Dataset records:
____
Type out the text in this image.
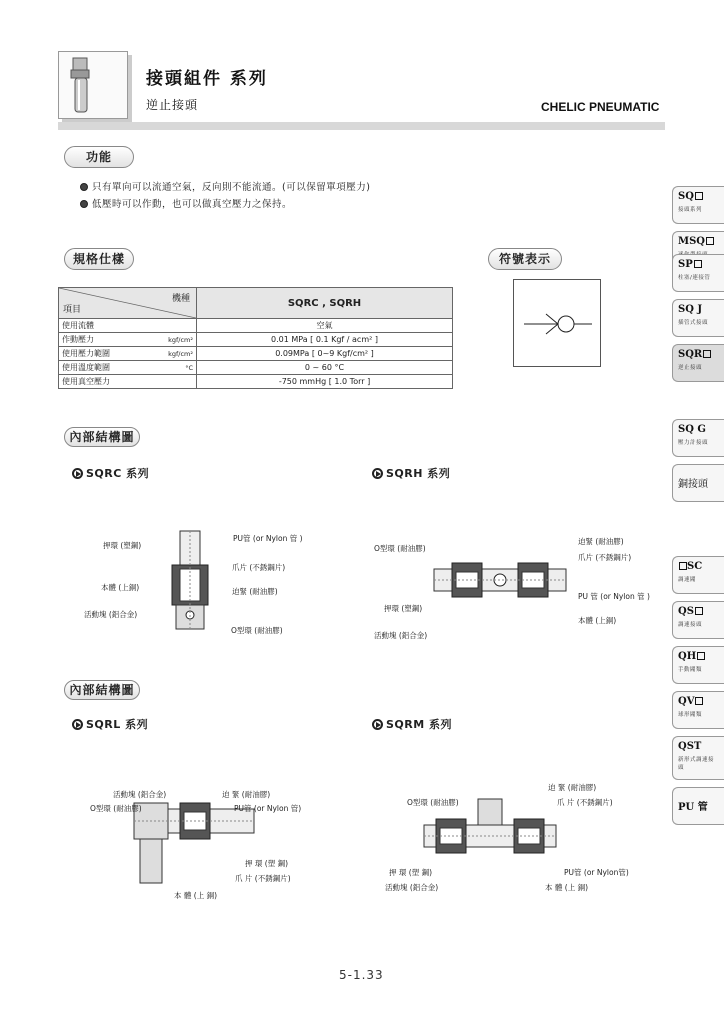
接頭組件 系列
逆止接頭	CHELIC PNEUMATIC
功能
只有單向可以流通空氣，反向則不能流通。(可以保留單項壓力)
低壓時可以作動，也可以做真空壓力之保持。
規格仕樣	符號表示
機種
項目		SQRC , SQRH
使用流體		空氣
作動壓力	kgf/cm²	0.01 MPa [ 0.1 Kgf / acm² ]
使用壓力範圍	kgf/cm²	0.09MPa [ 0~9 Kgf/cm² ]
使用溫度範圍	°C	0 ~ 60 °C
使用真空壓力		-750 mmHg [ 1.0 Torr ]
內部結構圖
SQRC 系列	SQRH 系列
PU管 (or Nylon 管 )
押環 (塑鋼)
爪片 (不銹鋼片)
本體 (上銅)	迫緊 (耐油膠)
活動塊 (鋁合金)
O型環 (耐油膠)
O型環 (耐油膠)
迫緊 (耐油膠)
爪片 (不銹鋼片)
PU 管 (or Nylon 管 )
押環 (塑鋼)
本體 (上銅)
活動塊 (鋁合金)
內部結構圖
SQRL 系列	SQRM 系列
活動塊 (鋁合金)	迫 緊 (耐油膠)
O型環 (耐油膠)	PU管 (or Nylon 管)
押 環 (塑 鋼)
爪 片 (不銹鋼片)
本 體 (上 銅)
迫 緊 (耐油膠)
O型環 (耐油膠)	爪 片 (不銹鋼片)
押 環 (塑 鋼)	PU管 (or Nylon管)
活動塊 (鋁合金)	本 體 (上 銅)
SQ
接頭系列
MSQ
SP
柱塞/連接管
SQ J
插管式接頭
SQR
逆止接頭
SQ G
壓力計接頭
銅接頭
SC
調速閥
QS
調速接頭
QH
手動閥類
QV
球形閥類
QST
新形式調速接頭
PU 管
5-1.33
____
▶ [CHALLENGE]: Copy out each line exactly, without the pictures.

▶ [FINISHED TASK]:
Type out the text in this image.
接頭組件 系列
逆止接頭	CHELIC PNEUMATIC
功能
只有單向可以流通空氣，反向則不能流通。(可以保留單項壓力)
低壓時可以作動，也可以做真空壓力之保持。
規格仕樣	符號表示
機種
項目		SQRC , SQRH
使用流體		空氣
作動壓力	kgf/cm²	0.01 MPa [ 0.1 Kgf / acm² ]
使用壓力範圍	kgf/cm²	0.09MPa [ 0~9 Kgf/cm² ]
使用溫度範圍	°C	0 ~ 60 °C
使用真空壓力		-750 mmHg [ 1.0 Torr ]
內部結構圖
SQRC 系列	SQRH 系列
PU管 (or Nylon 管 )
押環 (塑鋼)
爪片 (不銹鋼片)
本體 (上銅)	迫緊 (耐油膠)
活動塊 (鋁合金)
O型環 (耐油膠)
O型環 (耐油膠)
迫緊 (耐油膠)
爪片 (不銹鋼片)
PU 管 (or Nylon 管 )
押環 (塑鋼)
本體 (上銅)
活動塊 (鋁合金)
內部結構圖
SQRL 系列	SQRM 系列
活動塊 (鋁合金)	迫 緊 (耐油膠)
O型環 (耐油膠)	PU管 (or Nylon 管)
押 環 (塑 鋼)
爪 片 (不銹鋼片)
本 體 (上 銅)
迫 緊 (耐油膠)
O型環 (耐油膠)	爪 片 (不銹鋼片)
押 環 (塑 鋼)	PU管 (or Nylon管)
活動塊 (鋁合金)	本 體 (上 銅)
SQ
接頭系列
MSQ
SP
柱塞/連接管
SQ J
插管式接頭
SQR
逆止接頭
SQ G
壓力計接頭
銅接頭
SC
調速閥
QS
調速接頭
QH
手動閥類
QV
球形閥類
QST
新形式調速接頭
PU 管
5-1.33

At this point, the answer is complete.